Exercise goal.
Reproduce all records verbatim.

Record list.

________________

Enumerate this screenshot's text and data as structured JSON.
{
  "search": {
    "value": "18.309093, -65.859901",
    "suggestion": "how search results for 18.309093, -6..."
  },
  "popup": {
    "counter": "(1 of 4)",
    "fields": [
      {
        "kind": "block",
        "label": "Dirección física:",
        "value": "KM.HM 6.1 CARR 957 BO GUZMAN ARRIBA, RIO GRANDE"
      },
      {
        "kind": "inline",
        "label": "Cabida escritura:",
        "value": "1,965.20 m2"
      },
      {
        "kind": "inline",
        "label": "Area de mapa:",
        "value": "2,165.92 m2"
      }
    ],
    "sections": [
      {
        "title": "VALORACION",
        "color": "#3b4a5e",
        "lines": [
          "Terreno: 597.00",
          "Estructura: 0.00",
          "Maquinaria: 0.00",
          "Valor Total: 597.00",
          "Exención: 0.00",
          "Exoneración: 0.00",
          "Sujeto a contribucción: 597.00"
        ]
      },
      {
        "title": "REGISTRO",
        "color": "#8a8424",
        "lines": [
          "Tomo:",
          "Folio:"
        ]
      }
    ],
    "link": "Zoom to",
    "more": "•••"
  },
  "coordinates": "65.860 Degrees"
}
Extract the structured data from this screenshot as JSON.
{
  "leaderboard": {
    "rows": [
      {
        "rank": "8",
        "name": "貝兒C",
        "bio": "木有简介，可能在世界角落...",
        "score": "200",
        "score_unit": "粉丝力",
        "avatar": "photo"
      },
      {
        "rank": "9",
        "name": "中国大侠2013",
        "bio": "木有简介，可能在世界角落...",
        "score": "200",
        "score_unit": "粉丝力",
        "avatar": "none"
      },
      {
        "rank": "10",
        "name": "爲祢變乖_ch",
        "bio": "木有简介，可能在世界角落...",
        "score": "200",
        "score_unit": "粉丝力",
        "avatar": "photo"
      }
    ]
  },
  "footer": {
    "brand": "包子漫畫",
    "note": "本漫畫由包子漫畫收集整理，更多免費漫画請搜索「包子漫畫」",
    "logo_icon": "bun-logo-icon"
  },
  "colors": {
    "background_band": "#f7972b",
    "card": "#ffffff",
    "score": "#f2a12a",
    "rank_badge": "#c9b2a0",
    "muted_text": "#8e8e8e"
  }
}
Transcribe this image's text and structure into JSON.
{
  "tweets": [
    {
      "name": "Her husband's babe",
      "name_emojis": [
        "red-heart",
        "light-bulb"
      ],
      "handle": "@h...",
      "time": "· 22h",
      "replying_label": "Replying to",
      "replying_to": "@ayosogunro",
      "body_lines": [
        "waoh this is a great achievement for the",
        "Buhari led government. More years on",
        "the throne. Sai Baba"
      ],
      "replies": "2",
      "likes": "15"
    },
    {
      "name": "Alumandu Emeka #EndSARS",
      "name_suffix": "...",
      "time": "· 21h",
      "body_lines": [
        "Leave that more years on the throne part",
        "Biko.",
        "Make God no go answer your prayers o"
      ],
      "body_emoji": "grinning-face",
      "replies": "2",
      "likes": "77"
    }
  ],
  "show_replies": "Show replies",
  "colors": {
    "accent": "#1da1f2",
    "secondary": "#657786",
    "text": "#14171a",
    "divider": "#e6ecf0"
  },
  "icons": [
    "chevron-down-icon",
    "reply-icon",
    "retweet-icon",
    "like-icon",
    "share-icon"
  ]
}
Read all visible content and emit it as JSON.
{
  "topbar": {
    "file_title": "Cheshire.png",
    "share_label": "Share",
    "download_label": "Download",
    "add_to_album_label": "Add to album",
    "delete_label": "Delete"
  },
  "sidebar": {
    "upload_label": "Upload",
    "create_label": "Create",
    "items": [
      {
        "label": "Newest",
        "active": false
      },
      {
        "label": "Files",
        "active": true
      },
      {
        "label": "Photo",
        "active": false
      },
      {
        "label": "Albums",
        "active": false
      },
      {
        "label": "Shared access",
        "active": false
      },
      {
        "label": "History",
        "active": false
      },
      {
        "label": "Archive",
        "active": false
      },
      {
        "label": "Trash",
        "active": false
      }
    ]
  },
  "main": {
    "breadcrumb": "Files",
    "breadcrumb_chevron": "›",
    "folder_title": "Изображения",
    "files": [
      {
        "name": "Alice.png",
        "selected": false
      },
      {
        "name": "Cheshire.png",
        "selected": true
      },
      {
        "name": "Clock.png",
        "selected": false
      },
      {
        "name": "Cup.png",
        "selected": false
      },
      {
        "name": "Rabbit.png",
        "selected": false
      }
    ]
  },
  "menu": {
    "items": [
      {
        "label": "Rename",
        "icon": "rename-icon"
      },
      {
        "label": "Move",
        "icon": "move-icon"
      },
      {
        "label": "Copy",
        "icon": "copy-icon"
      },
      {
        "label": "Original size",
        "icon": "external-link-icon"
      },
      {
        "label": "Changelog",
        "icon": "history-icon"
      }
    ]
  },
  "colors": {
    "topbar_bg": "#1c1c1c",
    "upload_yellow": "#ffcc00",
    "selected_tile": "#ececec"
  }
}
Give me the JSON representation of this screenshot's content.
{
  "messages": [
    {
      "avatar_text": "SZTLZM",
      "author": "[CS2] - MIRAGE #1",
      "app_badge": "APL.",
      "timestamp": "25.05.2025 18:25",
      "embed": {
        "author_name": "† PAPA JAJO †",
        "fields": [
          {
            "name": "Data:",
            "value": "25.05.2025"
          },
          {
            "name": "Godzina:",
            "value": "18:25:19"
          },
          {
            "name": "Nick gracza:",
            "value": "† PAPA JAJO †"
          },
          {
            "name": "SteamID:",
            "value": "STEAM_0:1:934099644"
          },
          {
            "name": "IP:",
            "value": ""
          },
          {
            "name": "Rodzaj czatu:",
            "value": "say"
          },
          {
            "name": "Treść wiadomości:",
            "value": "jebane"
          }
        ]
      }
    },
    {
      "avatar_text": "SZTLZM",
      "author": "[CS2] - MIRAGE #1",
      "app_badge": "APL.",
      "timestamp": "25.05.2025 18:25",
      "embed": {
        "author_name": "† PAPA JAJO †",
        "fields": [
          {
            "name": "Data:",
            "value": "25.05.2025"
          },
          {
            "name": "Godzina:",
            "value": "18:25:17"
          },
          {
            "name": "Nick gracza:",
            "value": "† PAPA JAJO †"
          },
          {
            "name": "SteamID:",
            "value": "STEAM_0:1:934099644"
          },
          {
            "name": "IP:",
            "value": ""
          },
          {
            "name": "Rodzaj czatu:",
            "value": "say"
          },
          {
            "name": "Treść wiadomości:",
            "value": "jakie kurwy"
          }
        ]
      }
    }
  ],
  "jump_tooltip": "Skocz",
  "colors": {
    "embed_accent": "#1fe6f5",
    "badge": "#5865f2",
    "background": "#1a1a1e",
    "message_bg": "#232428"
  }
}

________________

Exercise response.
Enumerate this screenshot's text and data as structured JSON.
{
  "search": {
    "value": "18.309093, -65.859901",
    "suggestion": "how search results for 18.309093, -6..."
  },
  "popup": {
    "counter": "(1 of 4)",
    "fields": [
      {
        "kind": "block",
        "label": "Dirección física:",
        "value": "KM.HM 6.1 CARR 957 BO GUZMAN ARRIBA, RIO GRANDE"
      },
      {
        "kind": "inline",
        "label": "Cabida escritura:",
        "value": "1,965.20 m2"
      },
      {
        "kind": "inline",
        "label": "Area de mapa:",
        "value": "2,165.92 m2"
      }
    ],
    "sections": [
      {
        "title": "VALORACION",
        "color": "#3b4a5e",
        "lines": [
          "Terreno: 597.00",
          "Estructura: 0.00",
          "Maquinaria: 0.00",
          "Valor Total: 597.00",
          "Exención: 0.00",
          "Exoneración: 0.00",
          "Sujeto a contribucción: 597.00"
        ]
      },
      {
        "title": "REGISTRO",
        "color": "#8a8424",
        "lines": [
          "Tomo:",
          "Folio:"
        ]
      }
    ],
    "link": "Zoom to",
    "more": "•••"
  },
  "coordinates": "65.860 Degrees"
}
Extract the structured data from this screenshot as JSON.
{
  "leaderboard": {
    "rows": [
      {
        "rank": "8",
        "name": "貝兒C",
        "bio": "木有简介，可能在世界角落...",
        "score": "200",
        "score_unit": "粉丝力",
        "avatar": "photo"
      },
      {
        "rank": "9",
        "name": "中国大侠2013",
        "bio": "木有简介，可能在世界角落...",
        "score": "200",
        "score_unit": "粉丝力",
        "avatar": "none"
      },
      {
        "rank": "10",
        "name": "爲祢變乖_ch",
        "bio": "木有简介，可能在世界角落...",
        "score": "200",
        "score_unit": "粉丝力",
        "avatar": "photo"
      }
    ]
  },
  "footer": {
    "brand": "包子漫畫",
    "note": "本漫畫由包子漫畫收集整理，更多免費漫画請搜索「包子漫畫」",
    "logo_icon": "bun-logo-icon"
  },
  "colors": {
    "background_band": "#f7972b",
    "card": "#ffffff",
    "score": "#f2a12a",
    "rank_badge": "#c9b2a0",
    "muted_text": "#8e8e8e"
  }
}
Transcribe this image's text and structure into JSON.
{
  "tweets": [
    {
      "name": "Her husband's babe",
      "name_emojis": [
        "red-heart",
        "light-bulb"
      ],
      "handle": "@h...",
      "time": "· 22h",
      "replying_label": "Replying to",
      "replying_to": "@ayosogunro",
      "body_lines": [
        "waoh this is a great achievement for the",
        "Buhari led government. More years on",
        "the throne. Sai Baba"
      ],
      "replies": "2",
      "likes": "15"
    },
    {
      "name": "Alumandu Emeka #EndSARS",
      "name_suffix": "...",
      "time": "· 21h",
      "body_lines": [
        "Leave that more years on the throne part",
        "Biko.",
        "Make God no go answer your prayers o"
      ],
      "body_emoji": "grinning-face",
      "replies": "2",
      "likes": "77"
    }
  ],
  "show_replies": "Show replies",
  "colors": {
    "accent": "#1da1f2",
    "secondary": "#657786",
    "text": "#14171a",
    "divider": "#e6ecf0"
  },
  "icons": [
    "chevron-down-icon",
    "reply-icon",
    "retweet-icon",
    "like-icon",
    "share-icon"
  ]
}
Read all visible content and emit it as JSON.
{
  "topbar": {
    "file_title": "Cheshire.png",
    "share_label": "Share",
    "download_label": "Download",
    "add_to_album_label": "Add to album",
    "delete_label": "Delete"
  },
  "sidebar": {
    "upload_label": "Upload",
    "create_label": "Create",
    "items": [
      {
        "label": "Newest",
        "active": false
      },
      {
        "label": "Files",
        "active": true
      },
      {
        "label": "Photo",
        "active": false
      },
      {
        "label": "Albums",
        "active": false
      },
      {
        "label": "Shared access",
        "active": false
      },
      {
        "label": "History",
        "active": false
      },
      {
        "label": "Archive",
        "active": false
      },
      {
        "label": "Trash",
        "active": false
      }
    ]
  },
  "main": {
    "breadcrumb": "Files",
    "breadcrumb_chevron": "›",
    "folder_title": "Изображения",
    "files": [
      {
        "name": "Alice.png",
        "selected": false
      },
      {
        "name": "Cheshire.png",
        "selected": true
      },
      {
        "name": "Clock.png",
        "selected": false
      },
      {
        "name": "Cup.png",
        "selected": false
      },
      {
        "name": "Rabbit.png",
        "selected": false
      }
    ]
  },
  "menu": {
    "items": [
      {
        "label": "Rename",
        "icon": "rename-icon"
      },
      {
        "label": "Move",
        "icon": "move-icon"
      },
      {
        "label": "Copy",
        "icon": "copy-icon"
      },
      {
        "label": "Original size",
        "icon": "external-link-icon"
      },
      {
        "label": "Changelog",
        "icon": "history-icon"
      }
    ]
  },
  "colors": {
    "topbar_bg": "#1c1c1c",
    "upload_yellow": "#ffcc00",
    "selected_tile": "#ececec"
  }
}
Give me the JSON representation of this screenshot's content.
{
  "messages": [
    {
      "avatar_text": "SZTLZM",
      "author": "[CS2] - MIRAGE #1",
      "app_badge": "APL.",
      "timestamp": "25.05.2025 18:25",
      "embed": {
        "author_name": "† PAPA JAJO †",
        "fields": [
          {
            "name": "Data:",
            "value": "25.05.2025"
          },
          {
            "name": "Godzina:",
            "value": "18:25:19"
          },
          {
            "name": "Nick gracza:",
            "value": "† PAPA JAJO †"
          },
          {
            "name": "SteamID:",
            "value": "STEAM_0:1:934099644"
          },
          {
            "name": "IP:",
            "value": ""
          },
          {
            "name": "Rodzaj czatu:",
            "value": "say"
          },
          {
            "name": "Treść wiadomości:",
            "value": "jebane"
          }
        ]
      }
    },
    {
      "avatar_text": "SZTLZM",
      "author": "[CS2] - MIRAGE #1",
      "app_badge": "APL.",
      "timestamp": "25.05.2025 18:25",
      "embed": {
        "author_name": "† PAPA JAJO †",
        "fields": [
          {
            "name": "Data:",
            "value": "25.05.2025"
          },
          {
            "name": "Godzina:",
            "value": "18:25:17"
          },
          {
            "name": "Nick gracza:",
            "value": "† PAPA JAJO †"
          },
          {
            "name": "SteamID:",
            "value": "STEAM_0:1:934099644"
          },
          {
            "name": "IP:",
            "value": ""
          },
          {
            "name": "Rodzaj czatu:",
            "value": "say"
          },
          {
            "name": "Treść wiadomości:",
            "value": "jakie kurwy"
          }
        ]
      }
    }
  ],
  "jump_tooltip": "Skocz",
  "colors": {
    "embed_accent": "#1fe6f5",
    "badge": "#5865f2",
    "background": "#1a1a1e",
    "message_bg": "#232428"
  }
}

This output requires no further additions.